-- Start --
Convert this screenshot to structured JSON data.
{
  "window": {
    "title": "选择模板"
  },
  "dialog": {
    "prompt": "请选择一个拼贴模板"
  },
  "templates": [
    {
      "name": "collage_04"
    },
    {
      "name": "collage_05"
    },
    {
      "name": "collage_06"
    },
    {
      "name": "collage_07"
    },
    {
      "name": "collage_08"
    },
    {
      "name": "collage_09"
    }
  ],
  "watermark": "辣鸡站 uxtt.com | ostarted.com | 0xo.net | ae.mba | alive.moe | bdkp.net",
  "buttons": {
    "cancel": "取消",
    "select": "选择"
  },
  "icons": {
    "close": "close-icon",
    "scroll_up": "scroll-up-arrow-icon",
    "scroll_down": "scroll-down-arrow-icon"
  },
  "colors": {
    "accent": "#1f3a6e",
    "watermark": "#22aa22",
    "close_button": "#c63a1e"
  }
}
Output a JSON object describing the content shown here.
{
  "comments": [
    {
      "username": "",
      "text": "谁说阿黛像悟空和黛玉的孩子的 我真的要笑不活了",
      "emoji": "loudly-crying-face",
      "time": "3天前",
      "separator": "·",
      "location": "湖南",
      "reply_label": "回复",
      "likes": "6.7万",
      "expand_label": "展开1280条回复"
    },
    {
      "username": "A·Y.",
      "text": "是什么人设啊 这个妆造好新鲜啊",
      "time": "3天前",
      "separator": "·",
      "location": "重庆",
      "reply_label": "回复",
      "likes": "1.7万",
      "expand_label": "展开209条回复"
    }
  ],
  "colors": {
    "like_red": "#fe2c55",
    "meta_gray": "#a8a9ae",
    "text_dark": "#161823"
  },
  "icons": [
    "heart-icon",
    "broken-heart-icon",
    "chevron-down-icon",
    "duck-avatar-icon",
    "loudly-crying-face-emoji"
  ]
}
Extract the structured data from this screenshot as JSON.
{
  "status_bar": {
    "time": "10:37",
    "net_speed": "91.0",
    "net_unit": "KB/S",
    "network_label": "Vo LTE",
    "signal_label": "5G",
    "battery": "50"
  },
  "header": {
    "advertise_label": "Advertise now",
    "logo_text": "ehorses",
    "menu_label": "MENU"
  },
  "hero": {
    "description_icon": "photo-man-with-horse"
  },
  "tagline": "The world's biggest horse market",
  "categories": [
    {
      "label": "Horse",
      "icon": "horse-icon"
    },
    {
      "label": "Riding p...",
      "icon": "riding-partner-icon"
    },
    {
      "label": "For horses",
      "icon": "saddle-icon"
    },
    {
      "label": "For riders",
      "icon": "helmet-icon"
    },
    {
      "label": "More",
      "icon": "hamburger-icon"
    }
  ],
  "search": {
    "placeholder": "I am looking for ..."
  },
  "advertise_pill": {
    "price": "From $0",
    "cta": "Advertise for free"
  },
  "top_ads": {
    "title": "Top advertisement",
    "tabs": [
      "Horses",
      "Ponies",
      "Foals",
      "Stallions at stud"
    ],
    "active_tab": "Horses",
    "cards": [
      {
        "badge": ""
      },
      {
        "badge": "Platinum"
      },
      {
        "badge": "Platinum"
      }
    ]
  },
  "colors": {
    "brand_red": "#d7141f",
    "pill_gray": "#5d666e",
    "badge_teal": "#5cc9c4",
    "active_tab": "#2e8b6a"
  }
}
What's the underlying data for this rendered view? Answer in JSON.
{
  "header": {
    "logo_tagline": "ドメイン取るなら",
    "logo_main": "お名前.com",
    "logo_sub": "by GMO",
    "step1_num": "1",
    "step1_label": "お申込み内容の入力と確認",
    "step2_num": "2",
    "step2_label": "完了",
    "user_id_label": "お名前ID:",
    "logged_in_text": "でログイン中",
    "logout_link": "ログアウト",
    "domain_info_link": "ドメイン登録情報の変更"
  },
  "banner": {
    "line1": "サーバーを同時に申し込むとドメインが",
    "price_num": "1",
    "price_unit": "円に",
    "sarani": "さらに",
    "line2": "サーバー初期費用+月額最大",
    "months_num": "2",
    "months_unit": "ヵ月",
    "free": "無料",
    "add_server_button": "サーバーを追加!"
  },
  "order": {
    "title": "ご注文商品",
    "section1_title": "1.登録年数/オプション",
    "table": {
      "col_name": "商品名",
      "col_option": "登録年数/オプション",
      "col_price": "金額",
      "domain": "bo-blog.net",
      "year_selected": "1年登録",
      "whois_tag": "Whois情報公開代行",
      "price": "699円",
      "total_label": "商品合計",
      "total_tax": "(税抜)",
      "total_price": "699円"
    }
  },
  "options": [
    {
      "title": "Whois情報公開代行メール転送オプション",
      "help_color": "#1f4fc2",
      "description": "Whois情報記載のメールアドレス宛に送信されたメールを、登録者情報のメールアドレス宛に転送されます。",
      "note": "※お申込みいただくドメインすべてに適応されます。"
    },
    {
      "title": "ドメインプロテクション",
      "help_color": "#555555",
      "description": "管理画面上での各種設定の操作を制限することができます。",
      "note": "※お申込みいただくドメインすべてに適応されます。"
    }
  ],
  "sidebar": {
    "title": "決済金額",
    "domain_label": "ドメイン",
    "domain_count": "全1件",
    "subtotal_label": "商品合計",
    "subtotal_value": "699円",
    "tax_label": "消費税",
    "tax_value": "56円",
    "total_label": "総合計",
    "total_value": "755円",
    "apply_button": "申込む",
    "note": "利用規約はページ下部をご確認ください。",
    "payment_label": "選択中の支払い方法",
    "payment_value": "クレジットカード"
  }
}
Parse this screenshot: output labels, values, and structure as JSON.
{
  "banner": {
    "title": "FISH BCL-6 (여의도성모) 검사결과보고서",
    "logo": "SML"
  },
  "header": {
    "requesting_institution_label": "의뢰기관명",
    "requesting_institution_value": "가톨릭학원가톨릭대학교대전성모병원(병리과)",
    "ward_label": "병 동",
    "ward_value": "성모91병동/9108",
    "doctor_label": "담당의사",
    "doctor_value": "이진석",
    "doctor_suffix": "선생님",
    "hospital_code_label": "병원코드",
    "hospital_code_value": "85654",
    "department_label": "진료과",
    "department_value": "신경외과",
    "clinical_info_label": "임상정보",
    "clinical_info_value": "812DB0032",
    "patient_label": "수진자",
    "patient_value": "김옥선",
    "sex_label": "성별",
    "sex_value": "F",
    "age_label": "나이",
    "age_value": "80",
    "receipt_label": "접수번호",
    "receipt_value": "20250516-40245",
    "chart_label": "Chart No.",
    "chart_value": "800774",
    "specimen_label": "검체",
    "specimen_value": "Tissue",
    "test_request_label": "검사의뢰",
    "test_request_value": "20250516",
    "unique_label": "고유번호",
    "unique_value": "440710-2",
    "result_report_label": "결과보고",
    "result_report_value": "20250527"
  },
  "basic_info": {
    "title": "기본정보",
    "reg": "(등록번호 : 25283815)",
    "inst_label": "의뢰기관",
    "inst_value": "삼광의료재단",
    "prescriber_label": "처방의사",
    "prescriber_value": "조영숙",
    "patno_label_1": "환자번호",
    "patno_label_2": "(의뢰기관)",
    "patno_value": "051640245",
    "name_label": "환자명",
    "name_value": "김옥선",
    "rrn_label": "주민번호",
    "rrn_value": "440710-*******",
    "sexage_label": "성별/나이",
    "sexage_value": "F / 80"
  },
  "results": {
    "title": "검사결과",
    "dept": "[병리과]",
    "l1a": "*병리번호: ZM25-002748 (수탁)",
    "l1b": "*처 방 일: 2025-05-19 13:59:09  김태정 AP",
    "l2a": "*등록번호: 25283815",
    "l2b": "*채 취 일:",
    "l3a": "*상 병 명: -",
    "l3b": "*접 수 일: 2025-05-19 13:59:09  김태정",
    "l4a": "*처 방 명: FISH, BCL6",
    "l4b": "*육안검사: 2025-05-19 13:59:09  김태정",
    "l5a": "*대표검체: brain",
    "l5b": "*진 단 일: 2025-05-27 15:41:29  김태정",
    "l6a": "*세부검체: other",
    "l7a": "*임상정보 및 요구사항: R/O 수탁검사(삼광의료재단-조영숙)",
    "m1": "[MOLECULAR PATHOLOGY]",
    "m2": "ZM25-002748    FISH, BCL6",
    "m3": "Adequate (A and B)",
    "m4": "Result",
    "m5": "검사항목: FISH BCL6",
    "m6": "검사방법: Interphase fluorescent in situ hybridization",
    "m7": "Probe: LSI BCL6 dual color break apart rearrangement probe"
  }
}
-- End --
TO BE DONE: Using the material above, report each line where "data" occurs.

FINISHED EXERCISE:
Convert this screenshot to structured JSON data.
Extract the structured data from this screenshot as JSON.
What's the underlying data for this rendered view? Answer in JSON.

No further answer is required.